◆ Aim of the task:
Extend the article below on Texas Medicaid waiver projects by writing what comes after its last paragraph.

Qualifying for project funding has been difficult for hospitals because of the time-consuming task of recruiting partners and getting CMS approval. To get the go-ahead, programs had to show the initiatives would meet metrics of success such as training a certain amount of staff or increasing access to primary care.
About 1,200 such projects have been approved across the state. They include expanding access to primary and specialty care by hiring more physicians and building and expanding clinics. Projects also focus on improving care quality by creating patient-centered medical homes and offering chronic disease management programs.
“We're building this airplane as we're flying it,” said Stacy Wilson, associate general counsel for the Texas Hospital Association. “It's been especially hard for public hospitals serving as anchors because of the administrative burden and the resources that are needed to put the regional healthcare partnerships together.”
“It was people who were not used to sitting in a room with each other, people who had competitive relationships,” said David Salsberry, chief financial officer of JPS Health Network, a publicly funded county hospital system near Fort Worth. Eventually, they put aside the awkwardness and got to work, he said.
Because the first two years were consumed by planning, development and getting approvals to move forward, data showing the cost-effectiveness of the program is not yet available. “It is in the latter part of the waiver that we will see the greatest direct patient impact and also associated improvements to health outcomes,” said Stephanie Goodman, a spokeswoman for the Texas Health and Human Services Commission.
While a boon to their enrollment figures, the Medicaid managed-care expansion has proven problematic for the 19 managed-care organizations active in the state. Molina Healthcare, for instance, said in its 2012 annual report to the Securities and Exchange Commission that it faced higher medical costs and “substantial losses” because of miscalculating the price of services in Texas.

◆ Dataset excerpts:
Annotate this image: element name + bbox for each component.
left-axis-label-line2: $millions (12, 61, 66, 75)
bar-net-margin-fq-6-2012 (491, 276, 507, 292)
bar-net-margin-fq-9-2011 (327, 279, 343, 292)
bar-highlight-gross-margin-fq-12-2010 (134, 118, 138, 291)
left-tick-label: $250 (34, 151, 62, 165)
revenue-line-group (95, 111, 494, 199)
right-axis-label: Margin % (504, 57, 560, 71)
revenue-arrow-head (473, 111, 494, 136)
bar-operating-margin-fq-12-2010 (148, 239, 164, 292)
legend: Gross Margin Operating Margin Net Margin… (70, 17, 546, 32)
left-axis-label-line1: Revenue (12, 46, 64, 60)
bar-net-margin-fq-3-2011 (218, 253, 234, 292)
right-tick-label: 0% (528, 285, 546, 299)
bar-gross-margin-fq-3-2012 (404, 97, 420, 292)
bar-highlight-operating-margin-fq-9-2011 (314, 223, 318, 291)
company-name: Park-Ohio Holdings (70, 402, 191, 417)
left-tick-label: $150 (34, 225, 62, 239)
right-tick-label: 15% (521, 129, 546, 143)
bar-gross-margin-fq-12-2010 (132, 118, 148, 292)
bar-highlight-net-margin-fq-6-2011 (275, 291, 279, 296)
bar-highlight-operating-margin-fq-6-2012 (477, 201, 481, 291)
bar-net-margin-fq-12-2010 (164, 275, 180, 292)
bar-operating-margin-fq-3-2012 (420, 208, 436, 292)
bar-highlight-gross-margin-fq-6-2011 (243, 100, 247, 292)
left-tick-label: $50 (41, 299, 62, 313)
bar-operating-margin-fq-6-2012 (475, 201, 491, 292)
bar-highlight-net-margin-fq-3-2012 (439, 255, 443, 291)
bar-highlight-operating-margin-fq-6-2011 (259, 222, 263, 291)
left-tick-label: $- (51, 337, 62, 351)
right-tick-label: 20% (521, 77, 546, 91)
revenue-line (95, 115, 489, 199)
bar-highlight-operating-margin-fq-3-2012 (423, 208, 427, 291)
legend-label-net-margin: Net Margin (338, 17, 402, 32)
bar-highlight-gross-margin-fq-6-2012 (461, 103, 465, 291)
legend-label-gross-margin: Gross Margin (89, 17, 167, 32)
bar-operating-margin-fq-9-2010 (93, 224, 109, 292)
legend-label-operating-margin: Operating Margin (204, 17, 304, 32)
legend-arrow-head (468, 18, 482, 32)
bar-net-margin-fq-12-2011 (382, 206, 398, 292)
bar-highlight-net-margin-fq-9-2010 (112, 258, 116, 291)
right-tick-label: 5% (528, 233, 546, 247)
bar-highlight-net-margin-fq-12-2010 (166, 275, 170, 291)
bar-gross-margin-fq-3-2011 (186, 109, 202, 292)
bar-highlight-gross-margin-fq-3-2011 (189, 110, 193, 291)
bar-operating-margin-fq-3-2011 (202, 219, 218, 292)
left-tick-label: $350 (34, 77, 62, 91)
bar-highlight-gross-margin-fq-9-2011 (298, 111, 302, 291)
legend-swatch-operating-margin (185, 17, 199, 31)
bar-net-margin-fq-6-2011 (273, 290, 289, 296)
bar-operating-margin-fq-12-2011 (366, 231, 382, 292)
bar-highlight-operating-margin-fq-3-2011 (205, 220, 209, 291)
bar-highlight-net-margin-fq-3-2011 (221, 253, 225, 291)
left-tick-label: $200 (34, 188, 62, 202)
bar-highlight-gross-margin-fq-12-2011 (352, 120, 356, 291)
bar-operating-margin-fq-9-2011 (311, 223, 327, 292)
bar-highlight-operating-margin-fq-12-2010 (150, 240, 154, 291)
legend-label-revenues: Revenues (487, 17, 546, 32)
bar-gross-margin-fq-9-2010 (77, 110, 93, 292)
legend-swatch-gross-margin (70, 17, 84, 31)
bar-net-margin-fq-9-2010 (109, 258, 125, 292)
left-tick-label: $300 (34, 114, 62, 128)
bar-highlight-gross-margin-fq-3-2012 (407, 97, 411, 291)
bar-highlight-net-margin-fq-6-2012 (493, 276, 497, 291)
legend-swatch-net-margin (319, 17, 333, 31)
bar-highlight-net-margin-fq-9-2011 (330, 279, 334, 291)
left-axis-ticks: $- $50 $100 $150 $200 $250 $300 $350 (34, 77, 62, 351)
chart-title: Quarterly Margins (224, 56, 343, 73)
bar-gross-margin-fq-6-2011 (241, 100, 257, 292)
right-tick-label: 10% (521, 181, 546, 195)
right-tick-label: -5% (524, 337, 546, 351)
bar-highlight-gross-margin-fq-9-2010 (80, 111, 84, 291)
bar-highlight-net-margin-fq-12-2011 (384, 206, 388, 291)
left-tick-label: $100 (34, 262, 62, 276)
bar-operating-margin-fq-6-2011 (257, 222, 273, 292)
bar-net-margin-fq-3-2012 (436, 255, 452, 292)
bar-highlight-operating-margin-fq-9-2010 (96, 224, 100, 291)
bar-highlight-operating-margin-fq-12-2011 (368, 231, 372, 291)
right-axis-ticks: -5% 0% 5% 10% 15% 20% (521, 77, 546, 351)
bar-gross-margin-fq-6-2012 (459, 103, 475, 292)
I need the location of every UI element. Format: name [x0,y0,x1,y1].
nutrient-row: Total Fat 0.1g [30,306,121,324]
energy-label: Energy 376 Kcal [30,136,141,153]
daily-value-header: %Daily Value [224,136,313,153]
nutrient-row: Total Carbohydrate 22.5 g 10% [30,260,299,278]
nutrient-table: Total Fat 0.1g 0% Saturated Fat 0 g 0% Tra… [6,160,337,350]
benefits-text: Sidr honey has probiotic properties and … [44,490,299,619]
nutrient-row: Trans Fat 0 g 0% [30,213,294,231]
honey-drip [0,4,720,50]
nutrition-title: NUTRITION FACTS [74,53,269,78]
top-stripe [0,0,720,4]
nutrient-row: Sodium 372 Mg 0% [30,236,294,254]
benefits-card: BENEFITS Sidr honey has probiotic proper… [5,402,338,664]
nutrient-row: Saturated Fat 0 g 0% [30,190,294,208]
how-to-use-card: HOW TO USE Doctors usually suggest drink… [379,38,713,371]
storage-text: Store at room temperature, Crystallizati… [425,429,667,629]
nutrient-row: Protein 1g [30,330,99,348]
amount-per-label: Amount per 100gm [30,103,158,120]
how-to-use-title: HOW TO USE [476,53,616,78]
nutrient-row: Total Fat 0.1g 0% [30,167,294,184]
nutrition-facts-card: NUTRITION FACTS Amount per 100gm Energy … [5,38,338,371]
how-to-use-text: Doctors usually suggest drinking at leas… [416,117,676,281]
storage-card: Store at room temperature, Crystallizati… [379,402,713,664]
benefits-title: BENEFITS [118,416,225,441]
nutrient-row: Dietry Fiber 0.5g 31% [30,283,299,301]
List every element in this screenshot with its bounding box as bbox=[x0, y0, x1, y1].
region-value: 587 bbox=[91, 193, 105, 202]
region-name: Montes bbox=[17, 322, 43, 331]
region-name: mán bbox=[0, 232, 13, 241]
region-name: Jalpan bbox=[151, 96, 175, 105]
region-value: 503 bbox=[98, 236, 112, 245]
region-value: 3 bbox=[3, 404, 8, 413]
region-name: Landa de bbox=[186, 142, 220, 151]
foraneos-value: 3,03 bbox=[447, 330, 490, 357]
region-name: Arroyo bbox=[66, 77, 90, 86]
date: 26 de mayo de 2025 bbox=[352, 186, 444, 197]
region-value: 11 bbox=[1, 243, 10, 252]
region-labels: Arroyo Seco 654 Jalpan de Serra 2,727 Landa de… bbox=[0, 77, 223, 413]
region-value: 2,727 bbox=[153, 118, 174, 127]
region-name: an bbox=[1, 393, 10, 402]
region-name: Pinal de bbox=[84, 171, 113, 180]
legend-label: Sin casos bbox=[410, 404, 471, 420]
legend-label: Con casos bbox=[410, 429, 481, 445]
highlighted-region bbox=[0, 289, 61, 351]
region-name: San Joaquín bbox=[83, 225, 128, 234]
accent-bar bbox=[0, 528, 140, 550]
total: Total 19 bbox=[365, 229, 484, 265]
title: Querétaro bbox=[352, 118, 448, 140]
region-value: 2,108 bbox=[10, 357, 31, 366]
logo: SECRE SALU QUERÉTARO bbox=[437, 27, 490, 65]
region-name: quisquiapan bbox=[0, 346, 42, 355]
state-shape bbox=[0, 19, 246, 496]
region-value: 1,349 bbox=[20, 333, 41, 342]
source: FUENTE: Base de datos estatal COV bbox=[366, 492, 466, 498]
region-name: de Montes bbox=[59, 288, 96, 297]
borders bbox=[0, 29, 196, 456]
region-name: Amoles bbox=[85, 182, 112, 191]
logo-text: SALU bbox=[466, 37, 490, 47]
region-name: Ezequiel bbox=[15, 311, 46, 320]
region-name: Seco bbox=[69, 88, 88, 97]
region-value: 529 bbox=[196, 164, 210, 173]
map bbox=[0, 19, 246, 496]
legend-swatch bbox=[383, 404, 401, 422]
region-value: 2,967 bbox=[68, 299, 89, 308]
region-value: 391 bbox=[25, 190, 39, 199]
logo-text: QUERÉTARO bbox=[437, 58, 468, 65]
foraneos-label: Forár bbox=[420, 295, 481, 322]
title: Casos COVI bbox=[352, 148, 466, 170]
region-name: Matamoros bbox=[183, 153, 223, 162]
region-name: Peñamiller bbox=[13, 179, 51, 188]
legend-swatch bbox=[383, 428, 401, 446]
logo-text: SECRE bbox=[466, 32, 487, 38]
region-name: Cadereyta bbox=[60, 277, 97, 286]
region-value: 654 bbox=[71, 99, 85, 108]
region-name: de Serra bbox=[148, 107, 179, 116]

◆ Written response:
“Because there is limited historical information on which to develop rates, certain assumptions are required to be made which may subsequently prove to have been inaccurate,” according to the company. The company saw its enrollment in the state swell from 155,000 at the end of 2011 to 249,000 today through the waiver program.
Forced to expand their operations to serve dozens more counties, insurers had to quickly hire hundreds of new staffers and open new offices. Craig Bass, president of Molina Healthcare of Texas, said as it continues to improve members' quality of care, its financials are “going in the right direction.”
One group resisting the rise of Medicaid managed care is local pharmacies, which are unhappy with the pharmacy benefit managers (PBMs) used by the managed-care organizations. Each PBM uses its own formulas to set reimbursements.
“Payments to pharmacies are all over the map, even for the same drug for the same patient,” said Michael Wright, executive director of the Texas Pharmacy Business Council. The group lobbies for American Pharmacies, the Texas buying cooperative that serves almost 700 independent pharmacies.
The PBMs are offering independents non-negotiable, take-it-or-leave-it contracts with dispensing fees that are $5 to $6 less than in the old program, he said. Some have closed because they have a high percentage of Medicaid patients. “Many more independents are just hanging on, hoping that the state will do something to bring some fairness and consistency to payments,” Wright said.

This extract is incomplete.